TUGAS YANG DIMINTA:
- a) Menurut teks tentang luapan lumpur Sidoarjo, siapa yang memimpin tim ilmuwan dari Universitas Durham, Inggris?
- b) Tulis ulang tanpa perubahan bagian teks tentang luapan lumpur Sidoarjo yang dimulai dari "Nilai kebajikan perlu" dan berakhir pada "miskin dan tertindas.".

TEKS HALAMAN:
⟨

Nilai kebajikan perlu dipahami demi kenyamanan satu sama lain. Menjadi tidak etis apabila perusahaan tidak bisa memberikan nilai atau value yang positif untuk lingkungan sekitar. Nilai atau value yang dimiliki hanya untuk kepentingan perusahaan dan kepentingan pihak atas tanpa memperdulikan masyarakat sekitar terutama masyarakat miskin dan tertindas.

Data
Penyebab Terjadinya Bencana Menurut Para Ahli
Berdasarkan hasil penelitian yang dilakukan oleh Ilmuwan dari berbagai negara menyimpulkan bahwa luapan lumpur adalah akibat dari proses pengeboran eksplorasi gas yang dilakukan PT. Lapindo Brantas. Tim yang dipimpin oleh Richard Davies dari Universitas Durham, Inggris, itu menyatakan, data yang dirilis Lapindo yang menjadi dasar bukti baru timnya bahwa pengeboran menyebabkan luapan lumpur. Dan melalui serangkaian konferensi internasional yang diselenggarakan oleh pihak yang netral, diperoleh hasil akhir bahwa kesalahan operasi Lapindo dianggap para ahli sebagai penyebab semburan Lumpur panas di Sidoarjo.

⟩

DATA YANG DITAMPILKAN:
⟨

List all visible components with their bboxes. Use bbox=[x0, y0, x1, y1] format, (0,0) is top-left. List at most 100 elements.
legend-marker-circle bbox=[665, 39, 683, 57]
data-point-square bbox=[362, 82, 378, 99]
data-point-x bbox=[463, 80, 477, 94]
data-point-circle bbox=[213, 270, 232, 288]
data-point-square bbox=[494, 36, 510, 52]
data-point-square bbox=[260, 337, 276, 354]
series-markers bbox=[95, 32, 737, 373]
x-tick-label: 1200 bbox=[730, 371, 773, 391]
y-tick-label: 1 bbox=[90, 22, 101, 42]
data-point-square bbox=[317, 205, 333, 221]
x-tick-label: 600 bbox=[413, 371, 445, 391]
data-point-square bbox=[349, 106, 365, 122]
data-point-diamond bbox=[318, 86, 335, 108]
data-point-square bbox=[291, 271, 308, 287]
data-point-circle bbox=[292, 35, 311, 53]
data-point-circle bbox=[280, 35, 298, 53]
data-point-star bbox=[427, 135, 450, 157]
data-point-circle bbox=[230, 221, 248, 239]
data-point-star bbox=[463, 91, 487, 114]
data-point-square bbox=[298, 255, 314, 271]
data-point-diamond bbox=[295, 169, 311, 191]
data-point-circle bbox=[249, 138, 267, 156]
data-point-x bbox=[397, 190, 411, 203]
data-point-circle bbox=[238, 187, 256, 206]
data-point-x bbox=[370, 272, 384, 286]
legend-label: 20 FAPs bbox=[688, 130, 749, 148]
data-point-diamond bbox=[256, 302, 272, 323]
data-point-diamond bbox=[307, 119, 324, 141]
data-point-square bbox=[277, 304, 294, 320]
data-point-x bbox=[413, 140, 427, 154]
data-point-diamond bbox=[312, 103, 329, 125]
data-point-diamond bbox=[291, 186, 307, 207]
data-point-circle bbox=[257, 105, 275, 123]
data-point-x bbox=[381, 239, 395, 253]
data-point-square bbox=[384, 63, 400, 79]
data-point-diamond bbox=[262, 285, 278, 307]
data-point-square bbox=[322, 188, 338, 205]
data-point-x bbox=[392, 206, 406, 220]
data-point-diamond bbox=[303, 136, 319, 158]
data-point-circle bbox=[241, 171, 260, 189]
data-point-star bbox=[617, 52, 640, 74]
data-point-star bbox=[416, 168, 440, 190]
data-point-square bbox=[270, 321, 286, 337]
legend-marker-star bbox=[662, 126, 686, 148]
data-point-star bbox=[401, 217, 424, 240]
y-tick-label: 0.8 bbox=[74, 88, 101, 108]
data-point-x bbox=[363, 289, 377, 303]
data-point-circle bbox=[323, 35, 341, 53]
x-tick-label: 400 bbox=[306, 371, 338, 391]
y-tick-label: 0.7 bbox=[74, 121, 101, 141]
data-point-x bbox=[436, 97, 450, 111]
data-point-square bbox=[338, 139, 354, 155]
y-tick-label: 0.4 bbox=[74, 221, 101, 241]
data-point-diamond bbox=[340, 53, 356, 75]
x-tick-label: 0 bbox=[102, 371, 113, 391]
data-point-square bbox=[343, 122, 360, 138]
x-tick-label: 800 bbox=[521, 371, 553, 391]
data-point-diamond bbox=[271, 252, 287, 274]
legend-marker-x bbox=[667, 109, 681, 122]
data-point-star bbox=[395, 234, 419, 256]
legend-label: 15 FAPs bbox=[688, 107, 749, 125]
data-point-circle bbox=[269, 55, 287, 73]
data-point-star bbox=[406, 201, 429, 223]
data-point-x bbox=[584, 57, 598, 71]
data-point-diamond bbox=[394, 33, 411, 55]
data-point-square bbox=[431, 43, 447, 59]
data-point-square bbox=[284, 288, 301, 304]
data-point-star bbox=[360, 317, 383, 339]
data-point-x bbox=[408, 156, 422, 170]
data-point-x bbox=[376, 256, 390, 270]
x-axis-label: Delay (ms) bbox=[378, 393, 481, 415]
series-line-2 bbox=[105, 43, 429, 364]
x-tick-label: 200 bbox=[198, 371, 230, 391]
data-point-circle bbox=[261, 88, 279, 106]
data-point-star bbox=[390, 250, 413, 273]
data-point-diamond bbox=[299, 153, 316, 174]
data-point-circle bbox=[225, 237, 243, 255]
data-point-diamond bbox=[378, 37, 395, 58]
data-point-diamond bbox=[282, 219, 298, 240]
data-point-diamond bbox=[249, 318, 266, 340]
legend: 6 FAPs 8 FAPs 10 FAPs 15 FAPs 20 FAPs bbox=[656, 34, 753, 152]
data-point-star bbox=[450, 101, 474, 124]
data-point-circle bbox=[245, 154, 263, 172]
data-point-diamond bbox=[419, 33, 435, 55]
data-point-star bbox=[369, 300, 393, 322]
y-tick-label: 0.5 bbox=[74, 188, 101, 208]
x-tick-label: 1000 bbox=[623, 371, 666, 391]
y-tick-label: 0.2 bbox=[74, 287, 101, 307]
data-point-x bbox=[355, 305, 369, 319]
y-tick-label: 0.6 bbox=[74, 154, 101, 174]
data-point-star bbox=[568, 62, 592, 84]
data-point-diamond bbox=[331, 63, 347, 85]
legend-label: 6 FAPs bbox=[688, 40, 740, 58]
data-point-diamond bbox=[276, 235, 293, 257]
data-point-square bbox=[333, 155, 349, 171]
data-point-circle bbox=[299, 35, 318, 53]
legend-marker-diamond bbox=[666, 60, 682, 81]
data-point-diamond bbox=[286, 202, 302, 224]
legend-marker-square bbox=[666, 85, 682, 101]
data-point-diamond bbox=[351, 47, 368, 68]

⟩

JAWABAN TIAP TUGAS:
- a) Richard Davies.

- b)
Nilai kebajikan perlu dipahami demi kenyamanan satu sama lain. Menjadi tidak etis apabila perusahaan tidak bisa memberikan nilai atau value yang positif untuk lingkungan sekitar. Nilai atau value yang dimiliki hanya untuk kepentingan perusahaan dan kepentingan pihak atas tanpa memperdulikan masyarakat sekitar terutama masyarakat miskin dan tertindas.